BRIEF |
Filter the listing below, keeping every line that holds "madre".

DATA FOR ANALYSIS |
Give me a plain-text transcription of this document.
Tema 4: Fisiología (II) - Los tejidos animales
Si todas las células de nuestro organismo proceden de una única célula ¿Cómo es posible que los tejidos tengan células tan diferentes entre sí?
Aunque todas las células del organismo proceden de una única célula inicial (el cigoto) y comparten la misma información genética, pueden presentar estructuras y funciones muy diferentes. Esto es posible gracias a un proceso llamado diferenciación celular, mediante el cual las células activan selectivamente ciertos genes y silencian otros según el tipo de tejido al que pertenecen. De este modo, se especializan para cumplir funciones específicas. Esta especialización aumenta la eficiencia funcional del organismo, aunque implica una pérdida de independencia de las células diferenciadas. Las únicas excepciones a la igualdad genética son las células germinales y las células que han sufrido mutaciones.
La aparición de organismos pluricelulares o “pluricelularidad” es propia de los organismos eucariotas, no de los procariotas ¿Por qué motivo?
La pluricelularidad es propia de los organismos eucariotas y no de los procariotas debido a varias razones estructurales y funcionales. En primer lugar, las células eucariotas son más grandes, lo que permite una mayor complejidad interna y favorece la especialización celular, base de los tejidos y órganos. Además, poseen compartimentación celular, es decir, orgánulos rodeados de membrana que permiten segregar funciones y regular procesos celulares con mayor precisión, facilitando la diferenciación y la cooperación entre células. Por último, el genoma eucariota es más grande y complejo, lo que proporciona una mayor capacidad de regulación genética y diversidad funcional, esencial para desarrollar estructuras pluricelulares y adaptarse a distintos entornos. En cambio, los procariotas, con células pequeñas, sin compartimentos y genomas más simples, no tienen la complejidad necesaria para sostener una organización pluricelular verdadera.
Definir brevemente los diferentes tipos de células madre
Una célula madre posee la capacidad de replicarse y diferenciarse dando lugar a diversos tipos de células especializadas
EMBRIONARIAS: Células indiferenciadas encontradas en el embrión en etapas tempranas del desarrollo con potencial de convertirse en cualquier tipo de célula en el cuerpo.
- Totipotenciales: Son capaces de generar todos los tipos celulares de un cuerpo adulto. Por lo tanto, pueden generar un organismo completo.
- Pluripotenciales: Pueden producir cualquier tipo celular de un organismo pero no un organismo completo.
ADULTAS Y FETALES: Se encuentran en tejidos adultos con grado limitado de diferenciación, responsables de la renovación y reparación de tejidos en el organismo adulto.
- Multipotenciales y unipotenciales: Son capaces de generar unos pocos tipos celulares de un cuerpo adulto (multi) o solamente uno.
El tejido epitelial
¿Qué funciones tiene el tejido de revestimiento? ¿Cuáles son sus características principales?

RESPONSE TO THIS TASK |
Definir brevemente los diferentes tipos de células madre
Una célula madre posee la capacidad de replicarse y diferenciarse dando lugar a diversos tipos de células especializadas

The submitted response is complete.